Prompt: Find how many lines in the material hold the word "bruges", then state that number and nothing more.

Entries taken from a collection
____________
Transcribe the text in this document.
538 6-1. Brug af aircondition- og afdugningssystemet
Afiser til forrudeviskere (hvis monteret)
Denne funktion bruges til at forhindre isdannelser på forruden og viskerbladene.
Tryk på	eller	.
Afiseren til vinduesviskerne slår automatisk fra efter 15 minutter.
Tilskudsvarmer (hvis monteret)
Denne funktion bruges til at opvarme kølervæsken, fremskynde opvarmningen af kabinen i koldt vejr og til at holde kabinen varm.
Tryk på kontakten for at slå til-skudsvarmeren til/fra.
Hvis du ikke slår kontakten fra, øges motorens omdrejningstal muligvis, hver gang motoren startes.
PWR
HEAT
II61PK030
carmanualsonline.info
____________
Exercise output: 2